**** SOURCE TEXT ****
My initial reaction to Erick’s post yesterday was anger. Not the kind of anger after having had a bucket of cold water thrown in your face but anger that I think he’s wrong on one important point. It is most certainly true that many, perhaps even most of Georgia’s citizens do not trust their government. Erick is right when he says Governor Deal’s announcement he was ending the 400 tolls next December was met with skepticism and hurt rather than helped his efforts to pass TSPLOST. There was also a stronger than usual anti-incumbent mood Tuesday as evidenced by 14 State level incumbents being tossed out or forced into runoffs. It’s worth noting almost as many Democrats were defeated or forced into runoffs as Republicans. There were incumbents thrown out at the local level as well. Incumbents of all persuasions who fail to heed the message of Tuesday could find themselves in trouble in two years.
Where I disagree with Erick is his statement that “much of the political establishment in Georgia holds the citizens in contempt.” I know this comment wasn’t directed at me personally but it was directed at the political establishment of which I am a part. I don’t agree with that sentiment at all.
Almost everyone I’ve met who ran for office did so because they thought they could help their community. Some lose their way once elected but most don’t. To say most elected officials feel contempt for the very people who elect them just isn’t true.
****
- **INSTRUCTION A**
In the entries, rewrite the lines from the one containing "legend-swatch-ja — [80, 710, 111, 742]" through the one containing "legend-swatch-nein — [240, 710, 271, 742]", both included, changing "interactable" to "clickable" and keeping everything else the same. Return only those lines.
**** DATA ENTRIES ****
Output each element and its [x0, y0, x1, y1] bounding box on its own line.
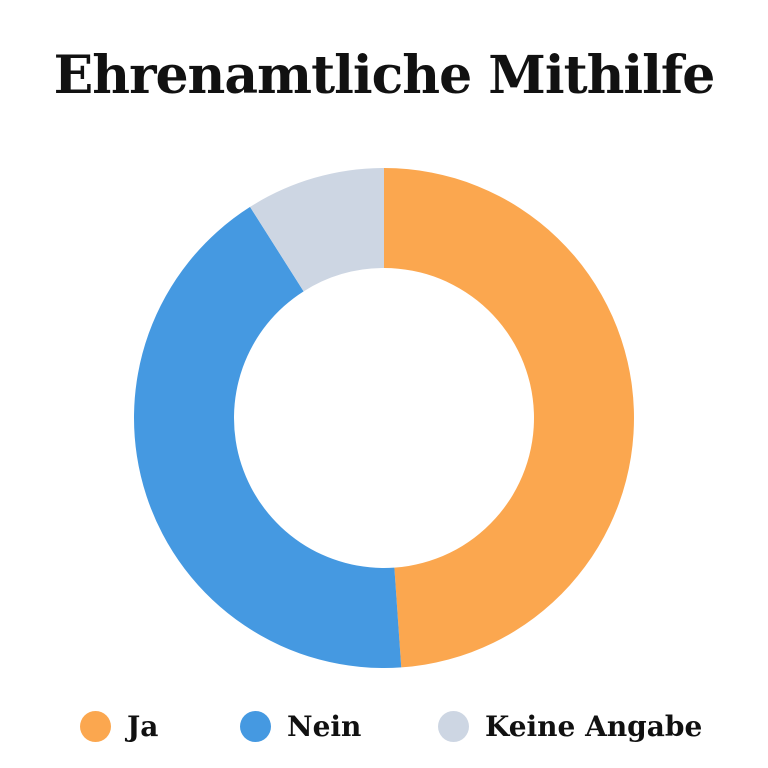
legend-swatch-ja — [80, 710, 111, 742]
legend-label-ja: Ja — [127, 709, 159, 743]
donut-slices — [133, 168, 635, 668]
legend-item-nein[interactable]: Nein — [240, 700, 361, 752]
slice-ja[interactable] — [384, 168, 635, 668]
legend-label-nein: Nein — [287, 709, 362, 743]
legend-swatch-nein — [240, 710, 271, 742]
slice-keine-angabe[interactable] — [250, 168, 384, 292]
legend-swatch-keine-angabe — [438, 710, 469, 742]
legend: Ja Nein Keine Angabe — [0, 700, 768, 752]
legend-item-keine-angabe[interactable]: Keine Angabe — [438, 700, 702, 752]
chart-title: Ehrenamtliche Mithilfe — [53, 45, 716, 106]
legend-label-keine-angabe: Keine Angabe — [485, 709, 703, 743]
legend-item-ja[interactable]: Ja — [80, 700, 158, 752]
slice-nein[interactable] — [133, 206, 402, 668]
****
- **INSTRUCTION B**
Quote the political commentary above verbatim, from "Where I disagree" through "just isn’t true.", both included.

- **WRITTEN ANSWER A**
legend-swatch-ja — [80, 710, 111, 742]
legend-label-ja: Ja — [127, 709, 159, 743]
donut-slices — [133, 168, 635, 668]
legend-item-nein[clickable]: Nein — [240, 700, 361, 752]
slice-ja[clickable] — [384, 168, 635, 668]
legend-label-nein: Nein — [287, 709, 362, 743]
legend-swatch-nein — [240, 710, 271, 742]

- **WRITTEN ANSWER B**
Where I disagree with Erick is his statement that “much of the political establishment in Georgia holds the citizens in contempt.” I know this comment wasn’t directed at me personally but it was directed at the political establishment of which I am a part. I don’t agree with that sentiment at all.
Almost everyone I’ve met who ran for office did so because they thought they could help their community. Some lose their way once elected but most don’t. To say most elected officials feel contempt for the very people who elect them just isn’t true.